### Übungstext
%%

Nach manualmedizinischem Verständnis ist das Arthron (am Achsenorgan Vertebron) eine Funktionseinheit mit verschiedenen Bestandteilen (Knochen, Kapsel, Ligamente, Muskulatur, Rezeptoren für afferente Signale und Effektoren der efferenten Signale als Teil der zentralnervalen Steuerung, Dermatom etc). Die persistierende Funktionsstörung eines dieser Teile beeinflusst die Arthron- (Vertobron-)Funktion mit auf der Zeitschiene meist negativen Folgen in ihrer funktionellen Gesamtheit (funktionelle Dekompensation). In der Historie der manuellen Medizin erkannten Manualtherapeuten zunächst die Störung der Gelenkfunktion, woraus der Begriff der arthrogenen Dysfunktion (Blockierung) hergeleitet wurde. Inzwischen ist die Bedeutung weiterer Bestandteile – der Muskulatur und ihrer zentralnervalen afferenten und efferenten Steuerung u. a. –des Arthrons (Vertebrons) für die Entstehung klinisch relevanter Störungen in unsere Lehre und die tägliche Praxis eingeflossen, so dass der Blockierungsbegriff erheblich erweitert wurde bzw. gelegentlich wegen seiner vorwiegend biomechanischen „Besetzung“ bei der neurophysiologischen Betrachtung der Funktionsstörungen schon ganz vermieden wird.

Insofern ist für die Erweiterung unserer Auffassungen zum Kiefergelenk die Einführung eines Begriffes „kraniomandibuläre Dysbalance“ relevant, allerdings darf man von Autoren aus dem Hochschulbereich, die diesen Begriff erstmals verwenden, mindestens den Versuch einer inhaltlichen Beschreibung und Abgrenzung von anderen bereits eingeführten Fachtermini – kraniomandibuläre Dysfunktion – erwarten.

Dies ist für ein junges Fachgebiet wie das unserer manuellen Medizin sowohl eine grundlegende Voraussetzung für fundierten Meinungsaustausch innerhalb der Manualmediziner und zu den angrenzenden Fachgebieten als auch eine Voraussetzung zur Weiterentwicklung unserer jungen Fachdisziplin.

Inwieweit Funktionsstörungen des Kiefergelenkes, seiner Muskulatur und besondere funktionelle Variationen im Bereich der mimischen, supra- und infrahyoidalen Muskulatur und anderen Regionen (Verkettungen) durch Musiker- oder Sängertraining hervorgerufen werden, kann man sicher durch multizentrische Studien relativ schnell erfassen. Ob aber die dabei gefundenen Funktionsstörungen für die professionelle Leistung Voraussetzung sind, darf bis zum Beweis des Gegenteils nicht behauptet, sondern muss wissenschaftlich kritisch angezweifelt werden.

%%

(In einem Datensatz aufgeführte Einträge)
%%

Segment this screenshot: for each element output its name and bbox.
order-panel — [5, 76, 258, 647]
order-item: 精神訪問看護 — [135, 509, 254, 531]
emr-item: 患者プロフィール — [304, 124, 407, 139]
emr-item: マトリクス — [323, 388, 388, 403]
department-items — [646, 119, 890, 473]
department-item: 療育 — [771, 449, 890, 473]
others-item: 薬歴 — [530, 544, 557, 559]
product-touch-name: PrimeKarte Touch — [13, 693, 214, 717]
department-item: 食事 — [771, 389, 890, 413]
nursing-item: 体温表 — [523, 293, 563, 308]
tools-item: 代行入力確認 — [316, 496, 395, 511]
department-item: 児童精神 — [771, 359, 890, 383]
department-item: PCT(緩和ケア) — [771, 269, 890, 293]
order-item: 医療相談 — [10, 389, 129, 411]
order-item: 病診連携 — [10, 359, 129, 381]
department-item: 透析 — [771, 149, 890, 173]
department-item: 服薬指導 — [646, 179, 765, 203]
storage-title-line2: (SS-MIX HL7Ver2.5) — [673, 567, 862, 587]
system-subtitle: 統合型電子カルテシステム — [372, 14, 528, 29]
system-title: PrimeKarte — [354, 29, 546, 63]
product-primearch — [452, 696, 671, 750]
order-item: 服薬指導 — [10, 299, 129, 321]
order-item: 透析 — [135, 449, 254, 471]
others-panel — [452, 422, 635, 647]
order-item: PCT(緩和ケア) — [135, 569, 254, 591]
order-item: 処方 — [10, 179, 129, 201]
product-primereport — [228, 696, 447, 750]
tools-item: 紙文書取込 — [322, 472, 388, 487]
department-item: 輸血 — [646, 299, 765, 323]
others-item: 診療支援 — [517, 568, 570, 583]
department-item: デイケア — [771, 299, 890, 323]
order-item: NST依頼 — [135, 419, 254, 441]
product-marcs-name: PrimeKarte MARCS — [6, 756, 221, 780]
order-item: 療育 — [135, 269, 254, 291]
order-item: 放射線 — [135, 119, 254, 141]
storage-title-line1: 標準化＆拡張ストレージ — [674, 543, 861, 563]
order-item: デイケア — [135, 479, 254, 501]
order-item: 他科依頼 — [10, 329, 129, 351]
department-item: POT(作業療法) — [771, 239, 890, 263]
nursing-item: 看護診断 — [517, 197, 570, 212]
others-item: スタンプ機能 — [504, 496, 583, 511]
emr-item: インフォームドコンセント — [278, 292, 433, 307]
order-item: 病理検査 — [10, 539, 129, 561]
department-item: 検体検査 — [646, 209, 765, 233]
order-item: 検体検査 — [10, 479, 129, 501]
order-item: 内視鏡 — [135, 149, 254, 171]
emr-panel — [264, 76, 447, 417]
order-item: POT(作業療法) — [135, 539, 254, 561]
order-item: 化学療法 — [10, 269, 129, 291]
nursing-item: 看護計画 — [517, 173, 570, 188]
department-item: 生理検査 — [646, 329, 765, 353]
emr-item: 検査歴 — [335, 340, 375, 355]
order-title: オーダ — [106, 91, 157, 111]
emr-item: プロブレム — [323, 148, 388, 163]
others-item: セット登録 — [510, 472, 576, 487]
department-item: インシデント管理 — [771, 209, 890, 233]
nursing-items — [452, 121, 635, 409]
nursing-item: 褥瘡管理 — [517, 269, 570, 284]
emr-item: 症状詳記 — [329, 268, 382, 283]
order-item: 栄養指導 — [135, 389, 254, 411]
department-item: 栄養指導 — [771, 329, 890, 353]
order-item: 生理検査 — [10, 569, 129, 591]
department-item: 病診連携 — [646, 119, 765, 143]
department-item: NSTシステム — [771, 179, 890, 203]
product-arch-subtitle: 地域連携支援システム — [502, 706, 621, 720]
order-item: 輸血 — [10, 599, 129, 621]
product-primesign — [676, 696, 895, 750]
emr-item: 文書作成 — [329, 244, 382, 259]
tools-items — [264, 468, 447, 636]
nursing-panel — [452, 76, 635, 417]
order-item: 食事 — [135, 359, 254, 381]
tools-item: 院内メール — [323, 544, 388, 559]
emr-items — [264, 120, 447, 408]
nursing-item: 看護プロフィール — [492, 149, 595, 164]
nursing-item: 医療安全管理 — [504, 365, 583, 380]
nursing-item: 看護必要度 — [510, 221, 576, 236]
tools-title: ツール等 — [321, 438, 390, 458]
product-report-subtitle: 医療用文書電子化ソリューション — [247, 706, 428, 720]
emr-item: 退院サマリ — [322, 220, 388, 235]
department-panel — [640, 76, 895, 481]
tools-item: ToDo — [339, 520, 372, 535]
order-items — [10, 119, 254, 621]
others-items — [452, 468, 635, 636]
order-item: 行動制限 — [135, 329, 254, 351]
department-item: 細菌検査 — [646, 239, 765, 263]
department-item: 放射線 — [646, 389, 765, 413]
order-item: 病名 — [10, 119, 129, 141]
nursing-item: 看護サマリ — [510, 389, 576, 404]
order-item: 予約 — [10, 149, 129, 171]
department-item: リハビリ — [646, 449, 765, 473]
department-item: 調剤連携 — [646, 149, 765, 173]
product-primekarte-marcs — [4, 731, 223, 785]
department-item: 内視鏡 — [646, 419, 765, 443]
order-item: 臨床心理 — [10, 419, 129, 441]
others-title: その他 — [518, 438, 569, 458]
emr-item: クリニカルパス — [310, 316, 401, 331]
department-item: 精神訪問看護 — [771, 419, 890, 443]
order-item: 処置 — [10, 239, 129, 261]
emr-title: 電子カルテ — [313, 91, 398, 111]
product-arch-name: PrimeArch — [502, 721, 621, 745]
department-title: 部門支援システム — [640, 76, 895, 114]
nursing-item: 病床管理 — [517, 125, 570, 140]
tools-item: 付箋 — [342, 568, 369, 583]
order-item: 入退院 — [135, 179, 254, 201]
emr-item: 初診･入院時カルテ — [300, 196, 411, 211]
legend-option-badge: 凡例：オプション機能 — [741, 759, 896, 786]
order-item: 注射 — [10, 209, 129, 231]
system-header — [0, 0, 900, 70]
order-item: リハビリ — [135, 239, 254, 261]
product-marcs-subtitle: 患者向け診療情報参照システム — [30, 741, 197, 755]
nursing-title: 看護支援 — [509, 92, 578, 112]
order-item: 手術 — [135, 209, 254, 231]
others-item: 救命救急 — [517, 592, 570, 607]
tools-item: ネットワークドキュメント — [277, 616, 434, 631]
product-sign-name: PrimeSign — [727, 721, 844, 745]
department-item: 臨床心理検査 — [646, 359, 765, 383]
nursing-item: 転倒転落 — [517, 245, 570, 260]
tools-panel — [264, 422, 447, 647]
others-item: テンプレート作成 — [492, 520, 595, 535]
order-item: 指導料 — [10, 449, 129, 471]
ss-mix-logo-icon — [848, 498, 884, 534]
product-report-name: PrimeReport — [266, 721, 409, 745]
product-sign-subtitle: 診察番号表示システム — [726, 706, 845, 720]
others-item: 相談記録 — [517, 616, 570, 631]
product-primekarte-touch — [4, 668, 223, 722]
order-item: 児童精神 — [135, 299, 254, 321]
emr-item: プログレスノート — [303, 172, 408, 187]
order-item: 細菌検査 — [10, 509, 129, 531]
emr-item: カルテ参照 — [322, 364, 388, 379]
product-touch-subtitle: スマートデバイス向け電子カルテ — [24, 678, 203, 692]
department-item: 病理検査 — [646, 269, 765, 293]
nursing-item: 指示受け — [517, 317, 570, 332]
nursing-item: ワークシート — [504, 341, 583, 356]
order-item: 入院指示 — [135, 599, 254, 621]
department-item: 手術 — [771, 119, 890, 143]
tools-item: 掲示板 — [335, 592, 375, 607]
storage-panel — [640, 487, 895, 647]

%%

### Ihre Aufgabe
Führen Sie den Übungstext zur manuellen Medizin und zum Kiefergelenk im Anschluss an seinen letzten Satz weiter. Die Auflistung hat mit dem Übungstext nichts zu tun.

### Lösung
Aus der Betreuung von Leistungssportlern verschiedenster Disziplinen wurde in den 80er-Jahren deutlich, dass optimale Muskel- und damit Gelenkfunktion die Voraussetzung langjähriger sportlicher Spitzenleistung ist, während generelle oder zeitweilig eingetretene Funktionsdefizite immer wieder in Dekompensationen des Stütz- u. Bewegungssystems münden, die dann wegen der besonderen Beanspruchung in Training und Wettkampf als häufige Verletzungsmuster beschrieben und behandelt wurden [1]. Therapeutische Misserfolge wegen Missachtung der funktionellen Zusammenhänge im weiteren Trainingsregime führten zur vorzeitigen Beendigung mancher hoffnungsvoller Sportlerkarriere, weshalb auch dem Wissen der Instrumentallehrer um die funktionellen Grundlagen des Kiefergelenkes, seiner Muskulatur und anderer Faktoren der instrumentellen Leistungsfähigkeit bei Bläsern und Sängern nicht zuviel Vorschusslorbeer zugestanden werden darf.

Können wir analog zu den verschiedenen Sportdisziplinen Elemente einer Leistungsstruktur des Bläsers oder des Sängers beschreiben, die wenigstens die Funktionen des Kiefergelenkes, der mimischen, supra- und infrahyoidalen Muskulatur einschließen?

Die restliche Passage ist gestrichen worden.